§ Task prompt:
Pick out every line in the data below that holds "from".

** START Exercise material **

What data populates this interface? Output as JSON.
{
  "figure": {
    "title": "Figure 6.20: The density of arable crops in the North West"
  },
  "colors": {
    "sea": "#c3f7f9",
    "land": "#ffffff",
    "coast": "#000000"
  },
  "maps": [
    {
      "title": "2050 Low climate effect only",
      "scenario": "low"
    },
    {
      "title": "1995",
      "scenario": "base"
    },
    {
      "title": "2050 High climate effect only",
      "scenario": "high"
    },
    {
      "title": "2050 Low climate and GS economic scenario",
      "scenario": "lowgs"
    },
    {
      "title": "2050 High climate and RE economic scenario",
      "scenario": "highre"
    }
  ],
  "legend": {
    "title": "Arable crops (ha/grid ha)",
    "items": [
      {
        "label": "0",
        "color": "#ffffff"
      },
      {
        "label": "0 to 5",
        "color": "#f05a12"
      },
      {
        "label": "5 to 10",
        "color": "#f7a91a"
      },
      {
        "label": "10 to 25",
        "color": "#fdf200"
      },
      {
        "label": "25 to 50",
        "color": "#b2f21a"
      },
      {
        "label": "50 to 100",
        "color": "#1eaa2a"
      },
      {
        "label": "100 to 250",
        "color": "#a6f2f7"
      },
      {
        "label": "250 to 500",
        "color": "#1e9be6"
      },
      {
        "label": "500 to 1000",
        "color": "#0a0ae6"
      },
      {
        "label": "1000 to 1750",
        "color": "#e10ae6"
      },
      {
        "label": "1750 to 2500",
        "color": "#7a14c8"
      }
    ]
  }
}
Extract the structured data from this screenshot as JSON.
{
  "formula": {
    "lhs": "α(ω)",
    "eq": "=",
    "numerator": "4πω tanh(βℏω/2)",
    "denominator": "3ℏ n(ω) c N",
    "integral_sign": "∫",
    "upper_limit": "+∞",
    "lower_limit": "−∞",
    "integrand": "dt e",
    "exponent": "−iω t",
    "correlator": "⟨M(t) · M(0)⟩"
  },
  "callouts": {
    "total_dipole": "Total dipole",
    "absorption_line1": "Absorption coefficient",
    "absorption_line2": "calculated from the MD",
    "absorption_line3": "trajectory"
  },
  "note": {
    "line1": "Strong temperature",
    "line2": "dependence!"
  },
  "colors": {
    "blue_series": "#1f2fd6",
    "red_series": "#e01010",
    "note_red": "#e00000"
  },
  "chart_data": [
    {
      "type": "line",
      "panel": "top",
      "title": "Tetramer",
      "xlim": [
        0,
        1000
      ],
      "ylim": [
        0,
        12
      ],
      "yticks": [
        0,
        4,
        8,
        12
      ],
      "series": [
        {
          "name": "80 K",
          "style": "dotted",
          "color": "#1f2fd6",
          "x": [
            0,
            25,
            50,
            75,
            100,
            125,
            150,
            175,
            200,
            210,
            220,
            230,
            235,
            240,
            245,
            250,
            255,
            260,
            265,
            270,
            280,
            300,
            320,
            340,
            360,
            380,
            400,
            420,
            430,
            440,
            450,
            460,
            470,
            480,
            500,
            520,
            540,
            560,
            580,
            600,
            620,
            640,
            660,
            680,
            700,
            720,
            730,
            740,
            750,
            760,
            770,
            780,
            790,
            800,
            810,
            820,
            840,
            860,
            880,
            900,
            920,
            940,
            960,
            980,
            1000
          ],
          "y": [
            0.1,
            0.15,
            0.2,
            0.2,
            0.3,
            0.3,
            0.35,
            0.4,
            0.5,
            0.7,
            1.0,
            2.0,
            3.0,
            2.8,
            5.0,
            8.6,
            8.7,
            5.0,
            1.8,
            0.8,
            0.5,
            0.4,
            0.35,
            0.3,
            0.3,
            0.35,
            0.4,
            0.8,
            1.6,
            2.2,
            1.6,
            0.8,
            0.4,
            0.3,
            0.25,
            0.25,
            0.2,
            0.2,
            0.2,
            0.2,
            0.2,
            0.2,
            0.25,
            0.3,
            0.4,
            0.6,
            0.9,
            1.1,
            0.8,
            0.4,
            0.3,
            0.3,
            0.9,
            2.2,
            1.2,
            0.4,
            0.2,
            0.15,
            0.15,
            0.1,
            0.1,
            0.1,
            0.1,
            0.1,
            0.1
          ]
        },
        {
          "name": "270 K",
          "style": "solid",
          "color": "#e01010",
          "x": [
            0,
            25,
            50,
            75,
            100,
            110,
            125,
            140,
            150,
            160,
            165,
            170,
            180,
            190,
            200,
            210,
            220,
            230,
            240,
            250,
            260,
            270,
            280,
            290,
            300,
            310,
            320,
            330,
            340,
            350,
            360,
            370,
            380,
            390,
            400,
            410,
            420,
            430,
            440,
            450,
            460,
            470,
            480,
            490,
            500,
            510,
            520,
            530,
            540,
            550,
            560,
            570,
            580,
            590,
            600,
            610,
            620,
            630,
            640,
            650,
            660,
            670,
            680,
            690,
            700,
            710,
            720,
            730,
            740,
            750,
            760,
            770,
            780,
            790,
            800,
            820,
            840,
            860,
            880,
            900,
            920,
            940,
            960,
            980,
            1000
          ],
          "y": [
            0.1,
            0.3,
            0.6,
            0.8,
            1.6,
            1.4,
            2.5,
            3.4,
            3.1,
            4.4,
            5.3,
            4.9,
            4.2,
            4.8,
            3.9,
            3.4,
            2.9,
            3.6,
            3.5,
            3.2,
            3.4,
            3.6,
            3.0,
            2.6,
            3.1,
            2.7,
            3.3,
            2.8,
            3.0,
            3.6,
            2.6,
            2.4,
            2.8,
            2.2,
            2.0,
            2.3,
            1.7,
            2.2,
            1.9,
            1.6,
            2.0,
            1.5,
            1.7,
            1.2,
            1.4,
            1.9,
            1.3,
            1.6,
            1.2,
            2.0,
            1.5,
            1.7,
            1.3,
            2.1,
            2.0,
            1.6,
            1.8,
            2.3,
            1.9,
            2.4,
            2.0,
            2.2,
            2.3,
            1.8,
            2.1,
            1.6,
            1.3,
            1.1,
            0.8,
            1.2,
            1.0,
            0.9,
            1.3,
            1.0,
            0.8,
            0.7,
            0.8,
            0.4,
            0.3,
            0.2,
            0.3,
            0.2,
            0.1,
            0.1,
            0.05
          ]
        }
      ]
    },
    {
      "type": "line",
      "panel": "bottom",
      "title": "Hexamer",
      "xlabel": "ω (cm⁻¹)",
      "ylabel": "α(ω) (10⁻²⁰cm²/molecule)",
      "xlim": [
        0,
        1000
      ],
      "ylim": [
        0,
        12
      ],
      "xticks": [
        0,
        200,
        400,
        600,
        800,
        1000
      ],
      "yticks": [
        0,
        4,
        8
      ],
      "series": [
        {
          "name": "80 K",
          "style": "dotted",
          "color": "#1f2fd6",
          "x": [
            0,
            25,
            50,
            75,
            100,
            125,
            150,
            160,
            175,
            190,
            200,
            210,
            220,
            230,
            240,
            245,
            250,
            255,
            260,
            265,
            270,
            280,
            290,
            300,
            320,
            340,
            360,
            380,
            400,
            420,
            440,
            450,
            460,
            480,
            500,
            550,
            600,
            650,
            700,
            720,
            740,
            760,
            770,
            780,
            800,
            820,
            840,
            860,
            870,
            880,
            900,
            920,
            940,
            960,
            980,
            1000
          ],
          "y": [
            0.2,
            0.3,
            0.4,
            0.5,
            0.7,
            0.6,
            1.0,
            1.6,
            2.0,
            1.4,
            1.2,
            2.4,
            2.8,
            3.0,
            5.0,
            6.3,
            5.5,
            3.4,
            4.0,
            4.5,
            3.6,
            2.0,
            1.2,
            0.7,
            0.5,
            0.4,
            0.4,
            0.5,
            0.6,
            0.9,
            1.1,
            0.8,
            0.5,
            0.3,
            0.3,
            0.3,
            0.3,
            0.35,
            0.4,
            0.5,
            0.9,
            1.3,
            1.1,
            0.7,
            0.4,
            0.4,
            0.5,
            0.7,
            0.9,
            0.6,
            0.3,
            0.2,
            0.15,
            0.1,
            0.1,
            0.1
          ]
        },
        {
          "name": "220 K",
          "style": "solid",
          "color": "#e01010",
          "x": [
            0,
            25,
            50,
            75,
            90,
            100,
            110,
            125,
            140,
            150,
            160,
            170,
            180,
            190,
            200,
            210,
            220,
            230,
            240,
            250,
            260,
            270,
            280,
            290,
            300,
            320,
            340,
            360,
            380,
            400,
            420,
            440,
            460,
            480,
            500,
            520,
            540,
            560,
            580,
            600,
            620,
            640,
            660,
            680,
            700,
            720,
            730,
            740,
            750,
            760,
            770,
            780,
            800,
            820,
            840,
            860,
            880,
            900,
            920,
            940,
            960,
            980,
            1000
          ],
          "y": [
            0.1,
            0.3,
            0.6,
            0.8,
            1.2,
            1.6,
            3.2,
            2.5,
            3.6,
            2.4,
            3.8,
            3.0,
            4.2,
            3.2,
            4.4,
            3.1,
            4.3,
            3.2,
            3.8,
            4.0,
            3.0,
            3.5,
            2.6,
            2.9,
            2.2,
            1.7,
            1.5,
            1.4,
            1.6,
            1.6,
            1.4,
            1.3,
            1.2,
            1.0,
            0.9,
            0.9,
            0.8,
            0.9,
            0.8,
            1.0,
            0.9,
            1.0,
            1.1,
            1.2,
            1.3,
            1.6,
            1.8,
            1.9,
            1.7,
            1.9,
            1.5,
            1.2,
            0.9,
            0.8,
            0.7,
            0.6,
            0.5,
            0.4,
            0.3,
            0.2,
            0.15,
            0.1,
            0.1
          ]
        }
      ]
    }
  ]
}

** END Exercise material **

§ Response below:
Extract the structured data from this screenshot as JSON.
    "absorption_line2": "calculated from the MD",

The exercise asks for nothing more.